Task directions
Check every line of the entries below for the word "TBenedict", and copy the ones that have it.

Recorded data
# # # # # # #

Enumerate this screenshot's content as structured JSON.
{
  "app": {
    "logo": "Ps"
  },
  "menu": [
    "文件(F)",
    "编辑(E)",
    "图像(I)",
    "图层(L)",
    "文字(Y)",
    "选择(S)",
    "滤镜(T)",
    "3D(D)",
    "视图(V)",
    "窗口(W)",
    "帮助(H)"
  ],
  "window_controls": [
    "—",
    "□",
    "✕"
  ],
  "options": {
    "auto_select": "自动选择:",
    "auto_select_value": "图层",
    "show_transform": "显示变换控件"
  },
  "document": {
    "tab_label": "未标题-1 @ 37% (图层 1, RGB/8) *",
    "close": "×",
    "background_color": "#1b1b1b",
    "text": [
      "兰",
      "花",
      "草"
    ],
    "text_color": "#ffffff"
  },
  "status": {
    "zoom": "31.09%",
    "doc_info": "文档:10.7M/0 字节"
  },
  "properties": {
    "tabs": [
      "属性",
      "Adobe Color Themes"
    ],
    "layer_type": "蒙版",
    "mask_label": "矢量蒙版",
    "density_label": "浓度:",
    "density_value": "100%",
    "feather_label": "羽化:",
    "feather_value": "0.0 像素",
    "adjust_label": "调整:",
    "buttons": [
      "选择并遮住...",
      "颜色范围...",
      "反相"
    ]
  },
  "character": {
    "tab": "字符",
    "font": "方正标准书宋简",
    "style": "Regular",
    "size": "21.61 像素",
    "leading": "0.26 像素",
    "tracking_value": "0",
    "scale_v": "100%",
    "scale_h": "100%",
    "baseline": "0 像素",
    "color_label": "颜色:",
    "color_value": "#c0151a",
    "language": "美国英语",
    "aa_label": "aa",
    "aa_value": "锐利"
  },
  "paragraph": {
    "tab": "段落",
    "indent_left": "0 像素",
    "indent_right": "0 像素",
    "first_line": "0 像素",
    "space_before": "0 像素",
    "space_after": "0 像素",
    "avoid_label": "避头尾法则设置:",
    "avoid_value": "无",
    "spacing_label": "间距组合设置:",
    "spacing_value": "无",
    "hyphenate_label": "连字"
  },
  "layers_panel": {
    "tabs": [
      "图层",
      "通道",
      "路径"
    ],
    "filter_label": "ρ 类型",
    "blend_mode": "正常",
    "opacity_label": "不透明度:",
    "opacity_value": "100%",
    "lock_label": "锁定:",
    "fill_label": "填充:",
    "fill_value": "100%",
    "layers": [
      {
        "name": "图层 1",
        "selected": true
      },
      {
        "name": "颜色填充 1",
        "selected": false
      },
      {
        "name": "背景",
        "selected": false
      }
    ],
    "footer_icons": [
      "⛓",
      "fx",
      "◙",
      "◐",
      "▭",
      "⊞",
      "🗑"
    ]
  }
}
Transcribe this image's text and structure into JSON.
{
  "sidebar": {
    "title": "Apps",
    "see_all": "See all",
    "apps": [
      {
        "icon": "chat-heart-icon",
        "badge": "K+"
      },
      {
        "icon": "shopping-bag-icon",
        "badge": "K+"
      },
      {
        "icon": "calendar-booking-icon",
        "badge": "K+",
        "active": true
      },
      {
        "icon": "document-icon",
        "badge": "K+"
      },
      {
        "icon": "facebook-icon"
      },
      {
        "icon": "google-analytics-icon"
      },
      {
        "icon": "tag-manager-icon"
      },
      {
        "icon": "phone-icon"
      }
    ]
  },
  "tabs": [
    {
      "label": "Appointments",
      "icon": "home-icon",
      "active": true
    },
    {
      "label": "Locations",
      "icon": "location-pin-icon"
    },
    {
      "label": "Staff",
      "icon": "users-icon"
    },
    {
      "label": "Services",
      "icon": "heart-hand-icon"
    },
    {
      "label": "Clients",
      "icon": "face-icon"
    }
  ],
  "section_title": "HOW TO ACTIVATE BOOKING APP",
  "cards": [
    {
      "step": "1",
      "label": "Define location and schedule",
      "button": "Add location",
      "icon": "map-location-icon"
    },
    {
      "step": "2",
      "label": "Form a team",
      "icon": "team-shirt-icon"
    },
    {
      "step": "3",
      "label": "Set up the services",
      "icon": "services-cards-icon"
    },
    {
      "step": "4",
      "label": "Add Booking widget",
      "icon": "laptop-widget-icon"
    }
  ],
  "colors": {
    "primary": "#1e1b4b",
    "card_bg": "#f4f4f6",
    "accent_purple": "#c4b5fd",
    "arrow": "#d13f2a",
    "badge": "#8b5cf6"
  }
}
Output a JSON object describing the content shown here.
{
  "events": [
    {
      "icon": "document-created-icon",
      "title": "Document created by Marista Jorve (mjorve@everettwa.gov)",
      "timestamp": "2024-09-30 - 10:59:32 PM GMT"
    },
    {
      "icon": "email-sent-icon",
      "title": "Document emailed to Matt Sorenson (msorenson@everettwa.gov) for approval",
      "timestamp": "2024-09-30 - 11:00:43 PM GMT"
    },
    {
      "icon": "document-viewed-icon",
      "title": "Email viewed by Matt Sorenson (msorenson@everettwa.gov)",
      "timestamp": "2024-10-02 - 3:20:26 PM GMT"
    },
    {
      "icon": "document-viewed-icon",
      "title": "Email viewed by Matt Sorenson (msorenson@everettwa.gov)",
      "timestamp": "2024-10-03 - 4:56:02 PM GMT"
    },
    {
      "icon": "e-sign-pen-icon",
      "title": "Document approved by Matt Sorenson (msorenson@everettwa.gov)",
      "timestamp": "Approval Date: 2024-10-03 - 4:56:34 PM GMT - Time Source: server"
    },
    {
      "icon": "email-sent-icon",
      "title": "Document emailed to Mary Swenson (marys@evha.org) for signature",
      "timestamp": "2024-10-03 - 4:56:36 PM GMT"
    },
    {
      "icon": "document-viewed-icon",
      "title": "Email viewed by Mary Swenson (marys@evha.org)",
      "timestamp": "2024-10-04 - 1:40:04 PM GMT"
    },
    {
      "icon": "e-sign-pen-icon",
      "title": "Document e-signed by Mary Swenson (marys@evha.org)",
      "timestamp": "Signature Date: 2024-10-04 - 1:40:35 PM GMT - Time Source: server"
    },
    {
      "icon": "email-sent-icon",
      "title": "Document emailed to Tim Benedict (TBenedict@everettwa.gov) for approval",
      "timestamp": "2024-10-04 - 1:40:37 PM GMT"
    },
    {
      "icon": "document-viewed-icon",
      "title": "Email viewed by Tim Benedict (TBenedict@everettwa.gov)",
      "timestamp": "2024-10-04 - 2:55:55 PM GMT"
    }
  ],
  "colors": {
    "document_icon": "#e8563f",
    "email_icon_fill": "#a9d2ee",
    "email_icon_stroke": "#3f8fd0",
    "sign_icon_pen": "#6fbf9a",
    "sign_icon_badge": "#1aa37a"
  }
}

# # # # # # #

The output
      "title": "Document emailed to Tim Benedict (TBenedict@everettwa.gov) for approval",
      "title": "Email viewed by Tim Benedict (TBenedict@everettwa.gov)",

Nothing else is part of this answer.